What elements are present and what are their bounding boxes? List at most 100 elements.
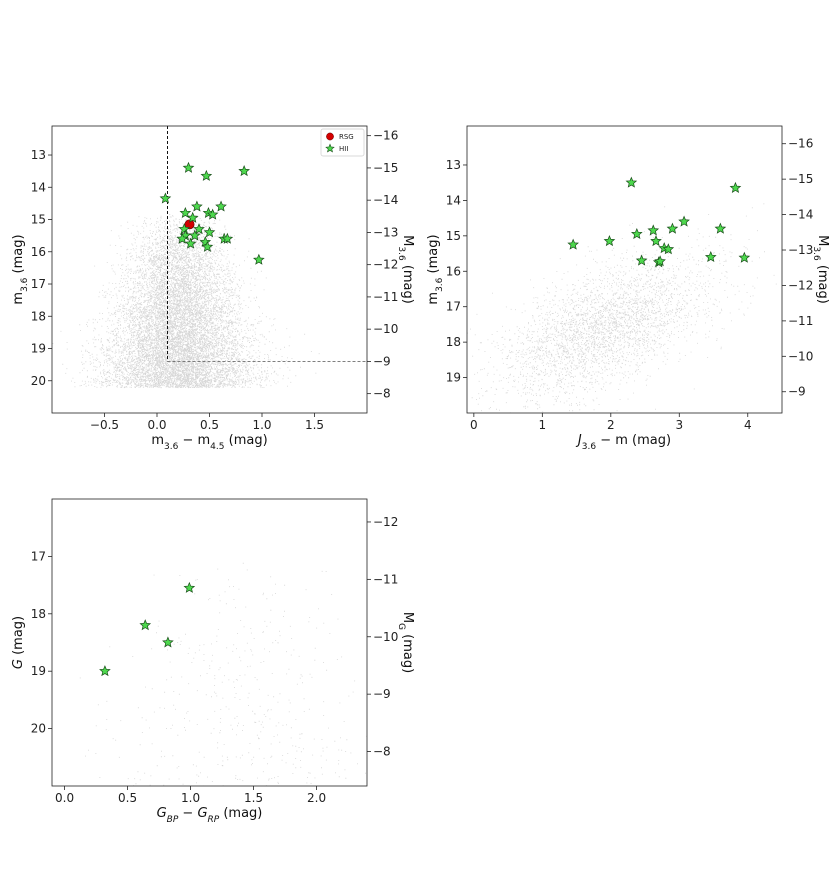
x-tick-label: 3: [675, 418, 683, 432]
right-y-tick-label: −13: [788, 243, 813, 257]
hii-point: [162, 636, 174, 648]
plot-area: [79, 562, 367, 786]
hii-point: [178, 223, 191, 235]
hii-point: [567, 238, 579, 250]
right-y-axis-label: M3.6 (mag): [396, 235, 415, 304]
x-tick-label: 0.5: [200, 418, 219, 432]
hii-point: [99, 665, 111, 677]
hii-point: [201, 240, 214, 252]
rsg-point: [184, 219, 195, 230]
right-y-tick-label: −10: [373, 630, 398, 644]
hii-point: [253, 253, 265, 265]
y-tick-label: 16: [31, 245, 46, 259]
y-tick-label: 17: [31, 549, 46, 563]
x-tick-label: 0.0: [147, 418, 166, 432]
x-tick-label: 4: [744, 418, 752, 432]
right-y-axis-label: M3.6 (mag): [811, 235, 830, 304]
legend-label: HII: [339, 145, 348, 153]
x-tick-label: 0.0: [55, 791, 74, 805]
y-tick-label: 14: [31, 180, 46, 194]
y-tick-label: 17: [446, 300, 461, 314]
x-tick-label: 2.0: [307, 791, 326, 805]
y-tick-label: 20: [31, 374, 46, 388]
background-sources: [52, 214, 320, 389]
panel-b: 0 1 2 3 4 13 14 15 16 17 18 19 −16 −15 −14 −13 −12 −11 −10…: [426, 125, 830, 452]
right-y-tick-label: −12: [373, 515, 398, 529]
right-y-tick-label: −10: [788, 349, 813, 363]
hii-point: [184, 237, 197, 249]
x-tick-label: 1.5: [244, 791, 263, 805]
x-axis-label: J3.6 − m (mag): [575, 433, 671, 452]
x-tick-label: 1.0: [252, 418, 271, 432]
hii-point: [215, 200, 227, 212]
hii-point: [729, 181, 742, 193]
hii-point: [191, 200, 203, 212]
plot-area: [467, 176, 777, 413]
background-sources: [79, 562, 367, 786]
x-tick-label: 0: [470, 418, 478, 432]
plot-frame: [51, 498, 368, 787]
x-tick-label: 1.5: [305, 418, 324, 432]
right-y-tick-label: −12: [788, 278, 813, 292]
hii-point: [238, 165, 250, 177]
background-sources: [467, 203, 777, 413]
hii-point: [635, 254, 648, 266]
x-tick-label: −0.5: [90, 418, 119, 432]
right-y-tick-label: −13: [373, 225, 398, 239]
y-tick-label: 16: [446, 264, 461, 278]
hii-point: [200, 169, 213, 181]
right-y-tick-label: −11: [373, 572, 398, 586]
y-tick-label: 18: [31, 309, 46, 323]
hii-point: [704, 250, 717, 263]
y-tick-label: 18: [446, 335, 461, 349]
hii-point: [631, 227, 643, 240]
y-tick-label: 19: [31, 342, 46, 356]
legend-hii-marker: [325, 143, 335, 153]
x-tick-label: 0.5: [118, 791, 137, 805]
right-y-tick-label: −16: [788, 137, 813, 151]
hii-point: [182, 161, 195, 173]
hii-point: [193, 223, 205, 235]
x-tick-label: 2: [607, 418, 615, 432]
right-y-tick-label: −9: [373, 354, 391, 368]
y-tick-label: 20: [31, 722, 46, 736]
right-y-tick-label: −12: [373, 258, 398, 272]
hii-point: [186, 211, 199, 223]
y-tick-label: 19: [446, 371, 461, 385]
y-tick-label: 18: [31, 607, 46, 621]
x-tick-label: 1: [539, 418, 547, 432]
hii-point: [650, 235, 662, 247]
right-y-tick-label: −10: [373, 322, 398, 336]
hii-point: [221, 232, 234, 244]
right-y-tick-label: −14: [373, 193, 398, 207]
y-tick-label: 15: [31, 213, 46, 227]
hii-point: [159, 192, 172, 204]
hii-point: [139, 619, 152, 631]
hii-point: [179, 206, 192, 219]
y-tick-label: 19: [31, 664, 46, 678]
right-y-tick-label: −11: [788, 314, 813, 328]
legend-label: RSG: [339, 133, 354, 141]
y-tick-label: 14: [446, 193, 461, 207]
panel-c: 0.0 0.5 1.0 1.5 2.0 17 18 19 20 −12 −11 −10 −9 −8 GBP …: [11, 498, 415, 825]
right-y-tick-label: −15: [788, 172, 813, 186]
right-y-tick-label: −9: [373, 687, 391, 701]
hii-point: [183, 581, 196, 593]
plot-frame: [466, 125, 783, 414]
right-y-tick-label: −15: [373, 161, 398, 175]
legend: RSG HII: [320, 128, 365, 157]
x-tick-label: 1.0: [181, 791, 200, 805]
right-y-axis-label: MG (mag): [396, 612, 415, 673]
hii-point: [666, 222, 679, 234]
hii-point: [662, 243, 675, 255]
right-y-tick-label: −14: [788, 208, 813, 222]
hii-point: [625, 176, 638, 188]
panel-a: −0.5 0.0 0.5 1.0 1.5 13 14 15 16 17 18 19 20 −16 −15 −1…: [11, 125, 415, 452]
hii-point: [206, 208, 219, 220]
hii-point: [678, 215, 690, 227]
right-y-tick-label: −9: [788, 385, 806, 399]
hii-point: [714, 222, 727, 234]
y-axis-label: G (mag): [11, 616, 26, 669]
hii-point: [738, 251, 751, 263]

........

Exercise description: Convert all of the data above into a Markdown table with two columns, No. and Entry, giving each line its running number and its text. Skip blank lines and leave the pictures out.

Expected answer:
| No. | Entry |
|---|---|
| 1 | What elements are present and what are their bounding boxes? List at most 100 elements. |
| 2 | x-tick-label: 3: [675, 418, 683, 432] |
| 3 | right-y-tick-label: −13: [788, 243, 813, 257] |
| 4 | hii-point: [162, 636, 174, 648] |
| 5 | plot-area: [79, 562, 367, 786] |
| 6 | hii-point: [178, 223, 191, 235] |
| 7 | hii-point: [567, 238, 579, 250] |
| 8 | right-y-axis-label: M3.6 (mag): [396, 235, 415, 304] |
| 9 | x-tick-label: 0.5: [200, 418, 219, 432] |
| 10 | hii-point: [99, 665, 111, 677] |
| 11 | hii-point: [201, 240, 214, 252] |
| 12 | rsg-point: [184, 219, 195, 230] |
| 13 | right-y-tick-label: −10: [373, 630, 398, 644] |
| 14 | hii-point: [253, 253, 265, 265] |
| 15 | y-tick-label: 16: [31, 245, 46, 259] |
| 16 | y-tick-label: 17: [31, 549, 46, 563] |
| 17 | x-tick-label: 0.0: [147, 418, 166, 432] |
| 18 | x-tick-label: 4: [744, 418, 752, 432] |
| 19 | right-y-axis-label: M3.6 (mag): [811, 235, 830, 304] |
| 20 | legend-label: HII: [339, 145, 348, 153] |
| 21 | x-tick-label: 0.0: [55, 791, 74, 805] |
| 22 | y-tick-label: 14: [31, 180, 46, 194] |
| 23 | y-tick-label: 17: [446, 300, 461, 314] |
| 24 | x-tick-label: 2.0: [307, 791, 326, 805] |
| 25 | y-tick-label: 20: [31, 374, 46, 388] |
| 26 | background-sources: [52, 214, 320, 389] |
| 27 | panel-b: 0 1 2 3 4 13 14 15 16 17 18 19 −16 −15 −14 −13 −12 −11 −10…: [426, 125, 830, 452] |
| 28 | right-y-tick-label: −12: [373, 515, 398, 529] |
| 29 | right-y-tick-label: −10: [788, 349, 813, 363] |
| 30 | hii-point: [184, 237, 197, 249] |
| 31 | x-tick-label: 1.5: [244, 791, 263, 805] |
| 32 | x-axis-label: J3.6 − m (mag): [575, 433, 671, 452] |
| 33 | x-tick-label: 1.0: [252, 418, 271, 432] |
| 34 | hii-point: [215, 200, 227, 212] |
| 35 | hii-point: [729, 181, 742, 193] |
| 36 | hii-point: [191, 200, 203, 212] |
| 37 | plot-area: [467, 176, 777, 413] |
| 38 | background-sources: [79, 562, 367, 786] |
| 39 | x-tick-label: 0: [470, 418, 478, 432] |
| 40 | plot-frame: [51, 498, 368, 787] |
| 41 | x-tick-label: 1.5: [305, 418, 324, 432] |
| 42 | right-y-tick-label: −12: [788, 278, 813, 292] |
| 43 | hii-point: [238, 165, 250, 177] |
| 44 | background-sources: [467, 203, 777, 413] |
| 45 | hii-point: [635, 254, 648, 266] |
| 46 | x-tick-label: −0.5: [90, 418, 119, 432] |
| 47 | right-y-tick-label: −13: [373, 225, 398, 239] |
| 48 | y-tick-label: 16: [446, 264, 461, 278] |
| 49 | hii-point: [200, 169, 213, 181] |
| 50 | right-y-tick-label: −11: [373, 572, 398, 586] |
| 51 | y-tick-label: 18: [31, 309, 46, 323] |
| 52 | hii-point: [704, 250, 717, 263] |
| 53 | y-tick-label: 18: [446, 335, 461, 349] |
| 54 | hii-point: [631, 227, 643, 240] |
| 55 | y-tick-label: 19: [31, 342, 46, 356] |
| 56 | legend-hii-marker: [325, 143, 335, 153] |
| 57 | x-tick-label: 0.5: [118, 791, 137, 805] |
| 58 | right-y-tick-label: −16: [788, 137, 813, 151] |
| 59 | hii-point: [182, 161, 195, 173] |
| 60 | hii-point: [193, 223, 205, 235] |
| 61 | x-tick-label: 2: [607, 418, 615, 432] |
| 62 | right-y-tick-label: −9: [373, 354, 391, 368] |
| 63 | y-tick-label: 20: [31, 722, 46, 736] |
| 64 | right-y-tick-label: −12: [373, 258, 398, 272] |
| 65 | hii-point: [186, 211, 199, 223] |
| 66 | y-tick-label: 19: [446, 371, 461, 385] |
| 67 | y-tick-label: 18: [31, 607, 46, 621] |
| 68 | x-tick-label: 1: [539, 418, 547, 432] |
| 69 | hii-point: [650, 235, 662, 247] |
| 70 | right-y-tick-label: −10: [373, 322, 398, 336] |
| 71 | hii-point: [221, 232, 234, 244] |
| 72 | right-y-tick-label: −14: [373, 193, 398, 207] |
| 73 | y-tick-label: 15: [31, 213, 46, 227] |
| 74 | hii-point: [159, 192, 172, 204] |
| 75 | hii-point: [139, 619, 152, 631] |
| 76 | hii-point: [179, 206, 192, 219] |
| 77 | y-tick-label: 19: [31, 664, 46, 678] |
| 78 | right-y-tick-label: −11: [788, 314, 813, 328] |
| 79 | legend-label: RSG: [339, 133, 354, 141] |
| 80 | y-tick-label: 14: [446, 193, 461, 207] |
| 81 | panel-c: 0.0 0.5 1.0 1.5 2.0 17 18 19 20 −12 −11 −10 −9 −8 GBP …: [11, 498, 415, 825] |
| 82 | right-y-tick-label: −15: [788, 172, 813, 186] |
| 83 | right-y-tick-label: −9: [373, 687, 391, 701] |
| 84 | hii-point: [183, 581, 196, 593] |
| 85 | plot-frame: [466, 125, 783, 414] |
| 86 | right-y-tick-label: −15: [373, 161, 398, 175] |
| 87 | legend: RSG HII: [320, 128, 365, 157] |
| 88 | x-tick-label: 1.0: [181, 791, 200, 805] |
| 89 | right-y-axis-label: MG (mag): [396, 612, 415, 673] |
| 90 | hii-point: [666, 222, 679, 234] |
| 91 | hii-point: [662, 243, 675, 255] |
| 92 | right-y-tick-label: −14: [788, 208, 813, 222] |
| 93 | hii-point: [625, 176, 638, 188] |
| 94 | panel-a: −0.5 0.0 0.5 1.0 1.5 13 14 15 16 17 18 19 20 −16 −15 −1…: [11, 125, 415, 452] |
| 95 | hii-point: [206, 208, 219, 220] |
| 96 | hii-point: [678, 215, 690, 227] |
| 97 | right-y-tick-label: −9: [788, 385, 806, 399] |
| 98 | hii-point: [714, 222, 727, 234] |
| 99 | y-axis-label: G (mag): [11, 616, 26, 669] |
| 100 | hii-point: [738, 251, 751, 263] |